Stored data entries
◆ ◆ ◆ ◆
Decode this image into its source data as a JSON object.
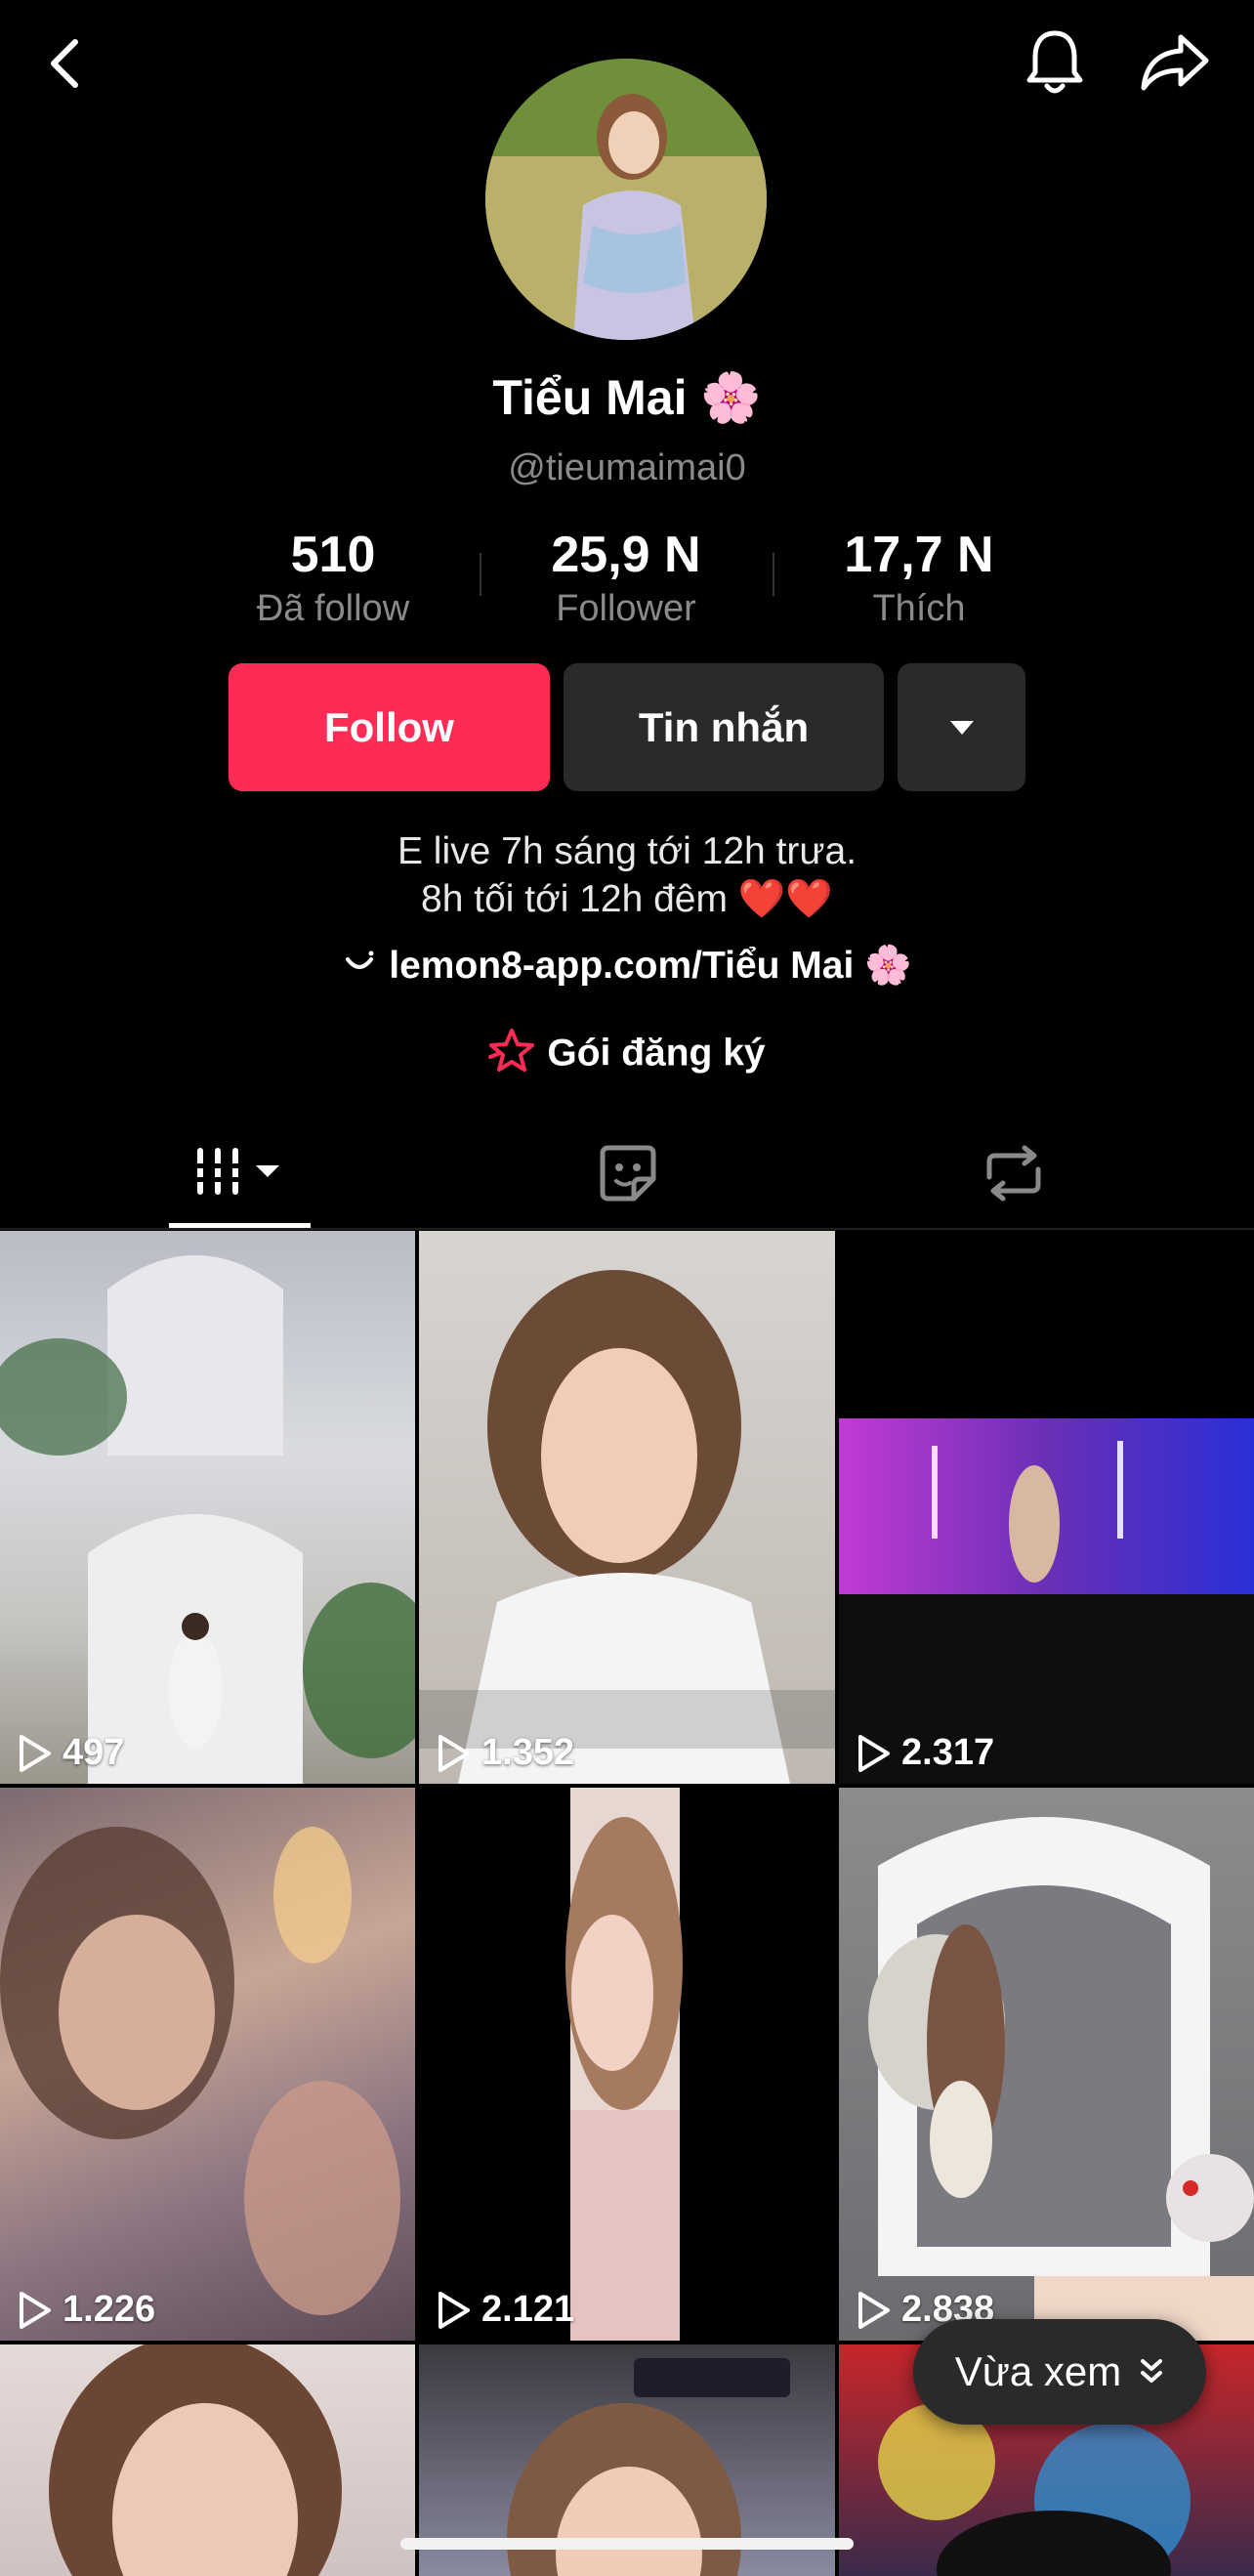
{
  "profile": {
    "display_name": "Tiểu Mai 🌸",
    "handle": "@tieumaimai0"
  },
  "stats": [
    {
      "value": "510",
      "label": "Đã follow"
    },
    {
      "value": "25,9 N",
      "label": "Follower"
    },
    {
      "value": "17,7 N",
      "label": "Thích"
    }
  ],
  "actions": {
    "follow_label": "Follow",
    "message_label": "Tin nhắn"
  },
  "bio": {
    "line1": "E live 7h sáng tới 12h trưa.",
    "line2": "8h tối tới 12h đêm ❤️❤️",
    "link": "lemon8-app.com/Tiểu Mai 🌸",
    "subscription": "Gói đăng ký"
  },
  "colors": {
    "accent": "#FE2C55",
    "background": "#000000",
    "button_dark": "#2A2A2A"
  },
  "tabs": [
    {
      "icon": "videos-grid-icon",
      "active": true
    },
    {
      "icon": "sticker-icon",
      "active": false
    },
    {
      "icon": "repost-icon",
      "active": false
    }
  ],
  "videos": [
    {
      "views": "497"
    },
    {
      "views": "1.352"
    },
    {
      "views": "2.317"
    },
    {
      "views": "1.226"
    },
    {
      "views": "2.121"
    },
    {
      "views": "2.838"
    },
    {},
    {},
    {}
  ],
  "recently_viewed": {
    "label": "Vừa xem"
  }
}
◆ ◆ ◆ ◆
* Your objective
Copy the records above exactly, leaving out every picture.

* The response
Decode this image into its source data as a JSON object.
{
  "profile": {
    "display_name": "Tiểu Mai 🌸",
    "handle": "@tieumaimai0"
  },
  "stats": [
    {
      "value": "510",
      "label": "Đã follow"
    },
    {
      "value": "25,9 N",
      "label": "Follower"
    },
    {
      "value": "17,7 N",
      "label": "Thích"
    }
  ],
  "actions": {
    "follow_label": "Follow",
    "message_label": "Tin nhắn"
  },
  "bio": {
    "line1": "E live 7h sáng tới 12h trưa.",
    "line2": "8h tối tới 12h đêm ❤️❤️",
    "link": "lemon8-app.com/Tiểu Mai 🌸",
    "subscription": "Gói đăng ký"
  },
  "colors": {
    "accent": "#FE2C55",
    "background": "#000000",
    "button_dark": "#2A2A2A"
  },
  "tabs": [
    {
      "icon": "videos-grid-icon",
      "active": true
    },
    {
      "icon": "sticker-icon",
      "active": false
    },
    {
      "icon": "repost-icon",
      "active": false
    }
  ],
  "videos": [
    {
      "views": "497"
    },
    {
      "views": "1.352"
    },
    {
      "views": "2.317"
    },
    {
      "views": "1.226"
    },
    {
      "views": "2.121"
    },
    {
      "views": "2.838"
    },
    {},
    {},
    {}
  ],
  "recently_viewed": {
    "label": "Vừa xem"
  }
}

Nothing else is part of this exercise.